> **Items from a dataset**
::::
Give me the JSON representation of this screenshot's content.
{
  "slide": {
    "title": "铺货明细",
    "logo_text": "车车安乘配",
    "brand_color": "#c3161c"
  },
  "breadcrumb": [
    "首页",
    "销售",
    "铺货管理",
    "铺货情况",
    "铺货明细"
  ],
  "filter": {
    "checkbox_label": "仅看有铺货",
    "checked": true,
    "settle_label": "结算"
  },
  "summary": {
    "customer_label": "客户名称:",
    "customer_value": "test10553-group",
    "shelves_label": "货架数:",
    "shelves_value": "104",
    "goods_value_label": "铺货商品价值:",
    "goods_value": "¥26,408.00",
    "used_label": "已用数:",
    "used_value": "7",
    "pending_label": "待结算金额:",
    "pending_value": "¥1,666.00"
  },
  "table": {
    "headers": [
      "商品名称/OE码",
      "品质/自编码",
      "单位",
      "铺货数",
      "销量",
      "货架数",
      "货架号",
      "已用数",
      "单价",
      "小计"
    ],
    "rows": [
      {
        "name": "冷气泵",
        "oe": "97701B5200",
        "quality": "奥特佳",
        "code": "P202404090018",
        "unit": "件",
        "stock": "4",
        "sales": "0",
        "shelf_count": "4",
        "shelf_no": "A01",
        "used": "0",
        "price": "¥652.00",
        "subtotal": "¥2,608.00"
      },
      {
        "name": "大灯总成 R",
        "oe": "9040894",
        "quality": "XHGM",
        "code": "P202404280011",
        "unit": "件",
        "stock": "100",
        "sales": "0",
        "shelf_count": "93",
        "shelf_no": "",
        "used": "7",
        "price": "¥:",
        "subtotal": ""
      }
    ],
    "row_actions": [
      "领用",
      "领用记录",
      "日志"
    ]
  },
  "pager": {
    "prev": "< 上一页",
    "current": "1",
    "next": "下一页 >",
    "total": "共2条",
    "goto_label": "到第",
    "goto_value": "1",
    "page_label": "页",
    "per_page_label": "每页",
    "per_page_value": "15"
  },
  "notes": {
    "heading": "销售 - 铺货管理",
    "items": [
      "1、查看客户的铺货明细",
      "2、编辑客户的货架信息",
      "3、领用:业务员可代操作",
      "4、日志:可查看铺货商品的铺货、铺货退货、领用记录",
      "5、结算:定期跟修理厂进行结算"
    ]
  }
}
::::
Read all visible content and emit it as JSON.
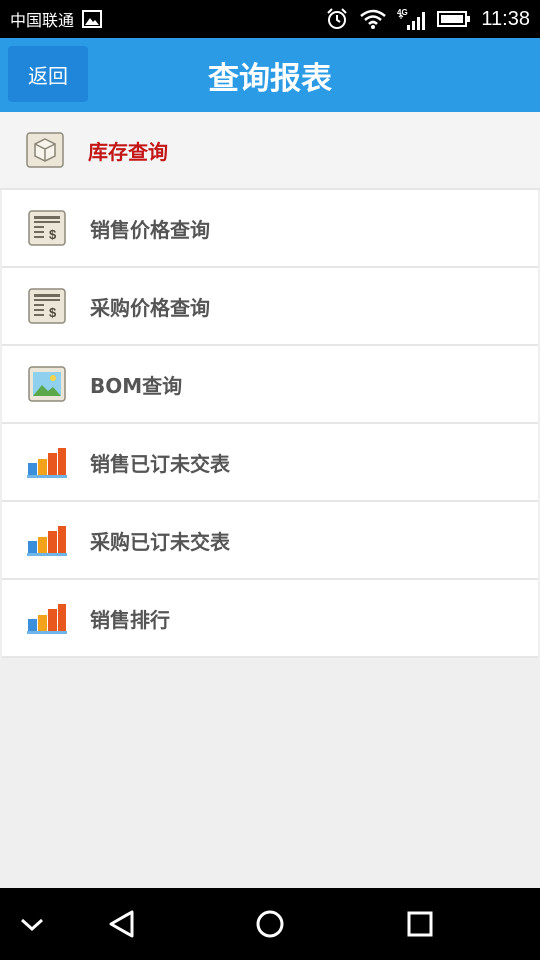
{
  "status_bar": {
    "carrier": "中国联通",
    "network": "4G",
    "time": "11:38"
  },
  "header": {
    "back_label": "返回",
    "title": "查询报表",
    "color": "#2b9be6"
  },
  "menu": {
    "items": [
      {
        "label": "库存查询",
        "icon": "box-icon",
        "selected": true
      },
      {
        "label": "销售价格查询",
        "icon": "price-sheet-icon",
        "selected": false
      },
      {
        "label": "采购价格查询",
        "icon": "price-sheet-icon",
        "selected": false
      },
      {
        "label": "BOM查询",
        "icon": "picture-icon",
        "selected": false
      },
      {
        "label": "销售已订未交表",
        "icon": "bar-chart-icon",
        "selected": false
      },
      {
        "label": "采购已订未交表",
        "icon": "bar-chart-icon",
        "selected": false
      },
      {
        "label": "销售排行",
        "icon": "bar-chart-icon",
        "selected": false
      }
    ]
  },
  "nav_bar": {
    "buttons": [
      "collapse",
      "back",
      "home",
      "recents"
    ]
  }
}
::::
> **GIVEN INSTRUCTION**
Show all lines from the data above in which the word "price" appears.

> **WRITTEN RESPONSE**
        "price": "¥652.00",
        "price": "¥:",
        "icon": "price-sheet-icon",
        "icon": "price-sheet-icon",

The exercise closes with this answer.